= Collected data =

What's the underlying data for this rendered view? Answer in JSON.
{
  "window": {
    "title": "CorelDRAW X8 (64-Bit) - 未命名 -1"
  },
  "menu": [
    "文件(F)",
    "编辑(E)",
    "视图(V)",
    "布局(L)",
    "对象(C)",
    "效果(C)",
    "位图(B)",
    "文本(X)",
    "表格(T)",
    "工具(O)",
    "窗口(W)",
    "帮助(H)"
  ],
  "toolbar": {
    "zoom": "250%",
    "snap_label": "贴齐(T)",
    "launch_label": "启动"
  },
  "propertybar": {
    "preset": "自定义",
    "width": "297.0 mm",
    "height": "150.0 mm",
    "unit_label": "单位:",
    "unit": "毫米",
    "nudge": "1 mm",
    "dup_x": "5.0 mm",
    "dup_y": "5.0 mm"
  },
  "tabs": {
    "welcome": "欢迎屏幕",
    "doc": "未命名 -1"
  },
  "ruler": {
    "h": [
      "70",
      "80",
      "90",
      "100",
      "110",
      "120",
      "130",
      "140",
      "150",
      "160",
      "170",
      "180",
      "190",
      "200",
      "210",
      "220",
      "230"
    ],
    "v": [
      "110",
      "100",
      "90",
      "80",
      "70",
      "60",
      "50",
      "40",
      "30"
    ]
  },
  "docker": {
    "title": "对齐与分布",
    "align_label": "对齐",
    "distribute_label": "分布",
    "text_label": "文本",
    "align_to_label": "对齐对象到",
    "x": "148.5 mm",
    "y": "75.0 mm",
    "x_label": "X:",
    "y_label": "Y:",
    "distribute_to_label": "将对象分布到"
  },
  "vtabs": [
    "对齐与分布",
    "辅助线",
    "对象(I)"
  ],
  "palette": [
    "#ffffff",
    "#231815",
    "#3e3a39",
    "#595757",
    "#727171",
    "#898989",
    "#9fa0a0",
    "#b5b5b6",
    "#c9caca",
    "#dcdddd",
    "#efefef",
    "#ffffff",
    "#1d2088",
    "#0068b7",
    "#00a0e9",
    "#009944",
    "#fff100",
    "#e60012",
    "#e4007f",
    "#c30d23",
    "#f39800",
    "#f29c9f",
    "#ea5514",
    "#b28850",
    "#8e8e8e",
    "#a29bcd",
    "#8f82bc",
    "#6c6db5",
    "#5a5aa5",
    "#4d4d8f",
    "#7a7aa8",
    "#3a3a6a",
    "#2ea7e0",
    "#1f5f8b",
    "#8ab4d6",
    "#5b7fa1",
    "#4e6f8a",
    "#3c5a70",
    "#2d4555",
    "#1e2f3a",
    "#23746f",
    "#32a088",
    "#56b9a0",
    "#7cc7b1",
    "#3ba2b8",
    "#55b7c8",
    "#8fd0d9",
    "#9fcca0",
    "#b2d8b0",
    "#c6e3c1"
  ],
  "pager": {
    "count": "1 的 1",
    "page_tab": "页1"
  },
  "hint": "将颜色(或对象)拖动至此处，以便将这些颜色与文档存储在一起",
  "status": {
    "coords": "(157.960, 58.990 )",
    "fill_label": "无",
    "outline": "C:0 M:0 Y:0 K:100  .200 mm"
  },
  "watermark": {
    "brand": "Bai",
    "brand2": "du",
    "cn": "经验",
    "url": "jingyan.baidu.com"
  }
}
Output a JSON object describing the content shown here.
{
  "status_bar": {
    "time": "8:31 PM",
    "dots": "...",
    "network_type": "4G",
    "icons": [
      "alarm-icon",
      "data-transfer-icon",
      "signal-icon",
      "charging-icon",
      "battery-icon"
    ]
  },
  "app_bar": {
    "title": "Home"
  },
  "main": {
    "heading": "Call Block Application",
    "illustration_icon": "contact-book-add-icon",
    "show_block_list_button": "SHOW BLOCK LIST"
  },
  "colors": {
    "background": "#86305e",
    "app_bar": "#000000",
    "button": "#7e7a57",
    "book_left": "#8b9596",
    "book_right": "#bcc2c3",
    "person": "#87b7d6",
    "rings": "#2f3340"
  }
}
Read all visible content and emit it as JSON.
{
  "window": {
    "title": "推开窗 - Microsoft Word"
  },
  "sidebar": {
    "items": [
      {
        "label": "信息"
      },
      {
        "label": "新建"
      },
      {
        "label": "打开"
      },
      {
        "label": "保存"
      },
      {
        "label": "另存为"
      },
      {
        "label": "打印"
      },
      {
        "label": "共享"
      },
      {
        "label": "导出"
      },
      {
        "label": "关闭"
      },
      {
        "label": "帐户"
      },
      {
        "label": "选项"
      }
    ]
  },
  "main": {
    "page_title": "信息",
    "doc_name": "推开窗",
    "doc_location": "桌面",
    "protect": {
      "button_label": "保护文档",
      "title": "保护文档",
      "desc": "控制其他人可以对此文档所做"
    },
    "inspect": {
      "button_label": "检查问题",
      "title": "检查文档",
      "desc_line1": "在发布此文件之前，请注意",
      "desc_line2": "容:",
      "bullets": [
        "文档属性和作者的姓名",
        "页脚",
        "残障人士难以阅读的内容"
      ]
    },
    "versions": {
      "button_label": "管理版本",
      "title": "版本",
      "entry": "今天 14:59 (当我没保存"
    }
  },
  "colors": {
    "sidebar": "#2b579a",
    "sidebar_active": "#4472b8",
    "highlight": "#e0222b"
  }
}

= Exercise brief =
Please reproduce every line of the material word for word.

= Completed task =
What's the underlying data for this rendered view? Answer in JSON.
{
  "window": {
    "title": "CorelDRAW X8 (64-Bit) - 未命名 -1"
  },
  "menu": [
    "文件(F)",
    "编辑(E)",
    "视图(V)",
    "布局(L)",
    "对象(C)",
    "效果(C)",
    "位图(B)",
    "文本(X)",
    "表格(T)",
    "工具(O)",
    "窗口(W)",
    "帮助(H)"
  ],
  "toolbar": {
    "zoom": "250%",
    "snap_label": "贴齐(T)",
    "launch_label": "启动"
  },
  "propertybar": {
    "preset": "自定义",
    "width": "297.0 mm",
    "height": "150.0 mm",
    "unit_label": "单位:",
    "unit": "毫米",
    "nudge": "1 mm",
    "dup_x": "5.0 mm",
    "dup_y": "5.0 mm"
  },
  "tabs": {
    "welcome": "欢迎屏幕",
    "doc": "未命名 -1"
  },
  "ruler": {
    "h": [
      "70",
      "80",
      "90",
      "100",
      "110",
      "120",
      "130",
      "140",
      "150",
      "160",
      "170",
      "180",
      "190",
      "200",
      "210",
      "220",
      "230"
    ],
    "v": [
      "110",
      "100",
      "90",
      "80",
      "70",
      "60",
      "50",
      "40",
      "30"
    ]
  },
  "docker": {
    "title": "对齐与分布",
    "align_label": "对齐",
    "distribute_label": "分布",
    "text_label": "文本",
    "align_to_label": "对齐对象到",
    "x": "148.5 mm",
    "y": "75.0 mm",
    "x_label": "X:",
    "y_label": "Y:",
    "distribute_to_label": "将对象分布到"
  },
  "vtabs": [
    "对齐与分布",
    "辅助线",
    "对象(I)"
  ],
  "palette": [
    "#ffffff",
    "#231815",
    "#3e3a39",
    "#595757",
    "#727171",
    "#898989",
    "#9fa0a0",
    "#b5b5b6",
    "#c9caca",
    "#dcdddd",
    "#efefef",
    "#ffffff",
    "#1d2088",
    "#0068b7",
    "#00a0e9",
    "#009944",
    "#fff100",
    "#e60012",
    "#e4007f",
    "#c30d23",
    "#f39800",
    "#f29c9f",
    "#ea5514",
    "#b28850",
    "#8e8e8e",
    "#a29bcd",
    "#8f82bc",
    "#6c6db5",
    "#5a5aa5",
    "#4d4d8f",
    "#7a7aa8",
    "#3a3a6a",
    "#2ea7e0",
    "#1f5f8b",
    "#8ab4d6",
    "#5b7fa1",
    "#4e6f8a",
    "#3c5a70",
    "#2d4555",
    "#1e2f3a",
    "#23746f",
    "#32a088",
    "#56b9a0",
    "#7cc7b1",
    "#3ba2b8",
    "#55b7c8",
    "#8fd0d9",
    "#9fcca0",
    "#b2d8b0",
    "#c6e3c1"
  ],
  "pager": {
    "count": "1 的 1",
    "page_tab": "页1"
  },
  "hint": "将颜色(或对象)拖动至此处，以便将这些颜色与文档存储在一起",
  "status": {
    "coords": "(157.960, 58.990 )",
    "fill_label": "无",
    "outline": "C:0 M:0 Y:0 K:100  .200 mm"
  },
  "watermark": {
    "brand": "Bai",
    "brand2": "du",
    "cn": "经验",
    "url": "jingyan.baidu.com"
  }
}
Output a JSON object describing the content shown here.
{
  "status_bar": {
    "time": "8:31 PM",
    "dots": "...",
    "network_type": "4G",
    "icons": [
      "alarm-icon",
      "data-transfer-icon",
      "signal-icon",
      "charging-icon",
      "battery-icon"
    ]
  },
  "app_bar": {
    "title": "Home"
  },
  "main": {
    "heading": "Call Block Application",
    "illustration_icon": "contact-book-add-icon",
    "show_block_list_button": "SHOW BLOCK LIST"
  },
  "colors": {
    "background": "#86305e",
    "app_bar": "#000000",
    "button": "#7e7a57",
    "book_left": "#8b9596",
    "book_right": "#bcc2c3",
    "person": "#87b7d6",
    "rings": "#2f3340"
  }
}
Read all visible content and emit it as JSON.
{
  "window": {
    "title": "推开窗 - Microsoft Word"
  },
  "sidebar": {
    "items": [
      {
        "label": "信息"
      },
      {
        "label": "新建"
      },
      {
        "label": "打开"
      },
      {
        "label": "保存"
      },
      {
        "label": "另存为"
      },
      {
        "label": "打印"
      },
      {
        "label": "共享"
      },
      {
        "label": "导出"
      },
      {
        "label": "关闭"
      },
      {
        "label": "帐户"
      },
      {
        "label": "选项"
      }
    ]
  },
  "main": {
    "page_title": "信息",
    "doc_name": "推开窗",
    "doc_location": "桌面",
    "protect": {
      "button_label": "保护文档",
      "title": "保护文档",
      "desc": "控制其他人可以对此文档所做"
    },
    "inspect": {
      "button_label": "检查问题",
      "title": "检查文档",
      "desc_line1": "在发布此文件之前，请注意",
      "desc_line2": "容:",
      "bullets": [
        "文档属性和作者的姓名",
        "页脚",
        "残障人士难以阅读的内容"
      ]
    },
    "versions": {
      "button_label": "管理版本",
      "title": "版本",
      "entry": "今天 14:59 (当我没保存"
    }
  },
  "colors": {
    "sidebar": "#2b579a",
    "sidebar_active": "#4472b8",
    "highlight": "#e0222b"
  }
}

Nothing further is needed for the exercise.